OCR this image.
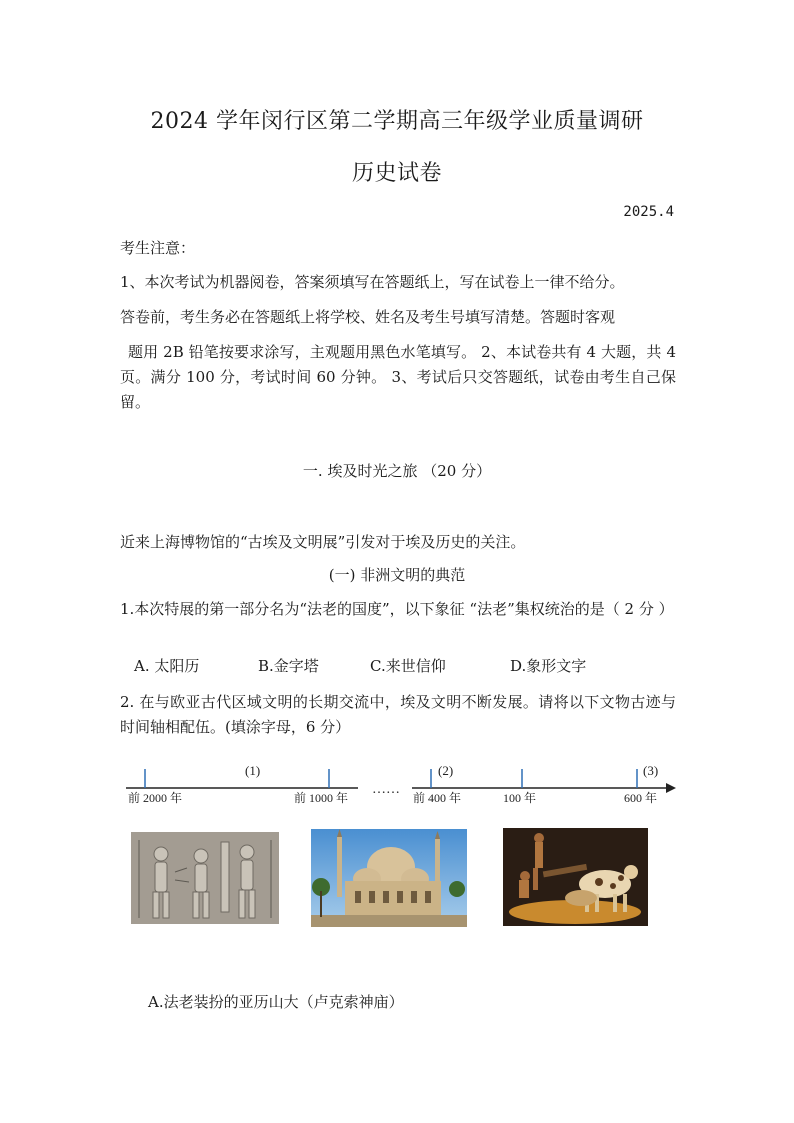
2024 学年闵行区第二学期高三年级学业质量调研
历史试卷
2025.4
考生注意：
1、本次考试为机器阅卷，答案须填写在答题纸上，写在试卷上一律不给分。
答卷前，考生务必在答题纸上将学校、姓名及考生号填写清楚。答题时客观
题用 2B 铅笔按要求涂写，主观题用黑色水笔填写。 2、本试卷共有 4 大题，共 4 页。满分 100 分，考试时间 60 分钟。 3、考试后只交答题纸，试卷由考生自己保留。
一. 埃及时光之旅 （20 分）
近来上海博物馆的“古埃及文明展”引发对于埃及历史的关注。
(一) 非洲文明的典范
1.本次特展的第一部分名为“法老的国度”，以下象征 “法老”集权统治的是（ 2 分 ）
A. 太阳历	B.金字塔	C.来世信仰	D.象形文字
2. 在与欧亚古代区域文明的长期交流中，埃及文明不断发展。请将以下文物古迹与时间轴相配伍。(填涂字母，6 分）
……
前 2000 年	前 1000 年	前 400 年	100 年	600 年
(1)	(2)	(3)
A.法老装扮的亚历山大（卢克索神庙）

========

▶ Aim of the task
Would you mind returning each entry above word for word, skipping the images?

▶ Written response
OCR this image.
2024 学年闵行区第二学期高三年级学业质量调研
历史试卷
2025.4
考生注意：
1、本次考试为机器阅卷，答案须填写在答题纸上，写在试卷上一律不给分。
答卷前，考生务必在答题纸上将学校、姓名及考生号填写清楚。答题时客观
题用 2B 铅笔按要求涂写，主观题用黑色水笔填写。 2、本试卷共有 4 大题，共 4 页。满分 100 分，考试时间 60 分钟。 3、考试后只交答题纸，试卷由考生自己保留。
一. 埃及时光之旅 （20 分）
近来上海博物馆的“古埃及文明展”引发对于埃及历史的关注。
(一) 非洲文明的典范
1.本次特展的第一部分名为“法老的国度”，以下象征 “法老”集权统治的是（ 2 分 ）
A. 太阳历	B.金字塔	C.来世信仰	D.象形文字
2. 在与欧亚古代区域文明的长期交流中，埃及文明不断发展。请将以下文物古迹与时间轴相配伍。(填涂字母，6 分）
……
前 2000 年	前 1000 年	前 400 年	100 年	600 年
(1)	(2)	(3)
A.法老装扮的亚历山大（卢克索神庙）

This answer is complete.